(Stated exercise) Copy out every line in which the string "their" occurs.

(Collected data)
□ □ □ □ □
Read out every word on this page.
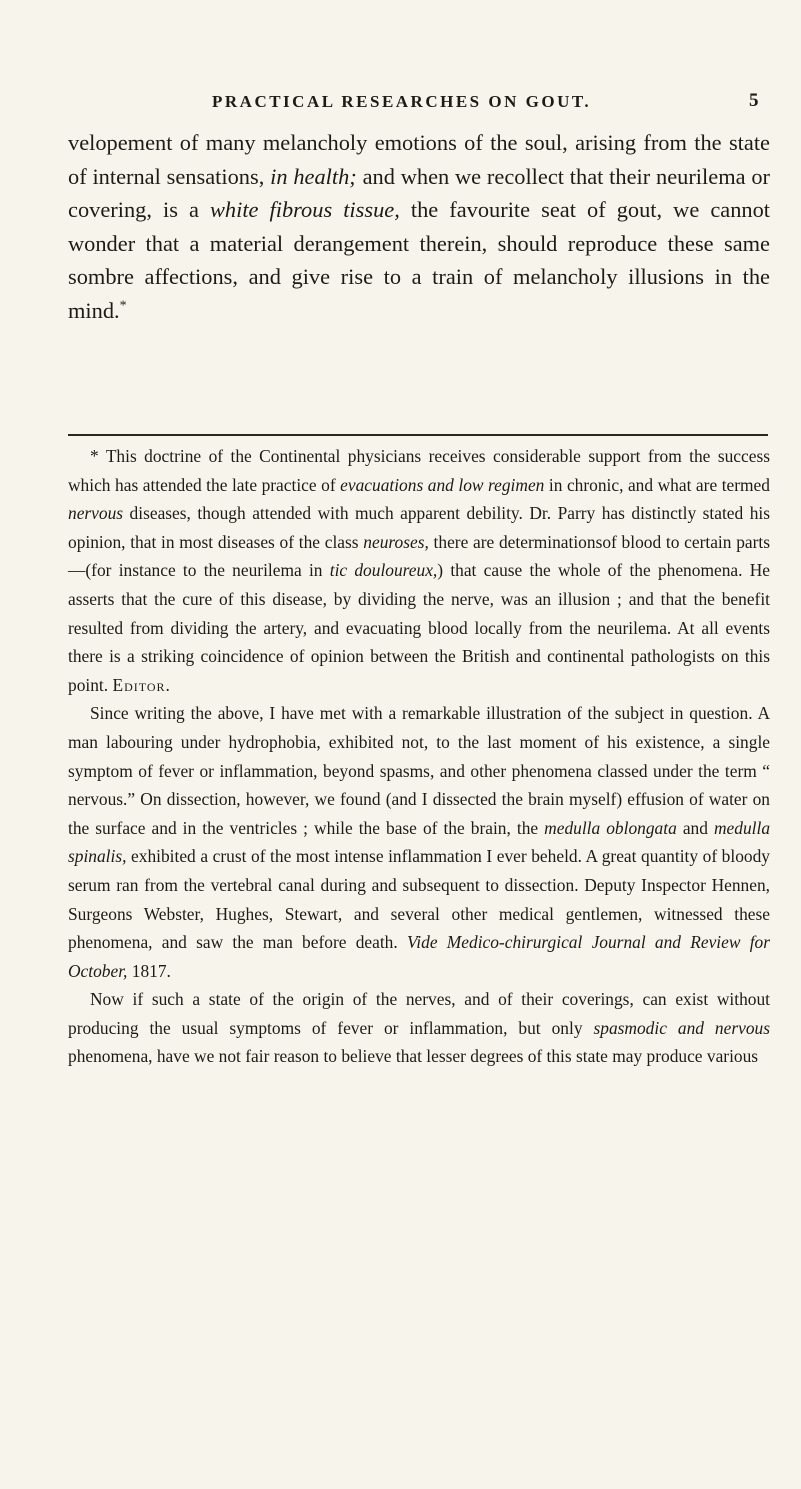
PRACTICAL RESEARCHES ON GOUT.	5

velopement of many melancholy emotions of the soul, arising from the state of internal sensations, in health; and when we recollect that their neurilema or covering, is a white fibrous tissue, the favourite seat of gout, we cannot wonder that a material derangement therein, should reproduce these same sombre affections, and give rise to a train of melancholy illusions in the mind.*

* This doctrine of the Continental physicians receives considerable support from the success which has attended the late practice of evacuations and low regimen in chronic, and what are termed nervous diseases, though attended with much apparent debility. Dr. Parry has distinctly stated his opinion, that in most diseases of the class neuroses, there are determinationsof blood to certain parts—(for instance to the neurilema in tic douloureux,) that cause the whole of the phenomena. He asserts that the cure of this disease, by dividing the nerve, was an illusion ; and that the benefit resulted from dividing the artery, and evacuating blood locally from the neurilema. At all events there is a striking coincidence of opinion between the British and continental pathologists on this point. Editor.

Since writing the above, I have met with a remarkable illustration of the subject in question. A man labouring under hydrophobia, exhibited not, to the last moment of his existence, a single symptom of fever or inflammation, beyond spasms, and other phenomena classed under the term “ nervous.” On dissection, however, we found (and I dissected the brain myself) effusion of water on the surface and in the ventricles ; while the base of the brain, the medulla oblongata and medulla spinalis, exhibited a crust of the most intense inflammation I ever beheld. A great quantity of bloody serum ran from the vertebral canal during and subsequent to dissection. Deputy Inspector Hennen, Surgeons Webster, Hughes, Stewart, and several other medical gentlemen, witnessed these phenomena, and saw the man before death. Vide Medico-chirurgical Journal and Review for October, 1817.

Now if such a state of the origin of the nerves, and of their coverings, can exist without producing the usual symptoms of fever or inflammation, but only spasmodic and nervous phenomena, have we not fair reason to believe that lesser degrees of this state may produce various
□ □ □ □ □
(Output of the task)
velopement of many melancholy emotions of the soul, arising from the state of internal sensations, in health; and when we recollect that their neurilema or covering, is a white fibrous tissue, the favourite seat of gout, we cannot wonder that a material derangement therein, should reproduce these same sombre affections, and give rise to a train of melancholy illusions in the mind.*
Now if such a state of the origin of the nerves, and of their coverings, can exist without producing the usual symptoms of fever or inflammation, but only spasmodic and nervous phenomena, have we not fair reason to believe that lesser degrees of this state may produce various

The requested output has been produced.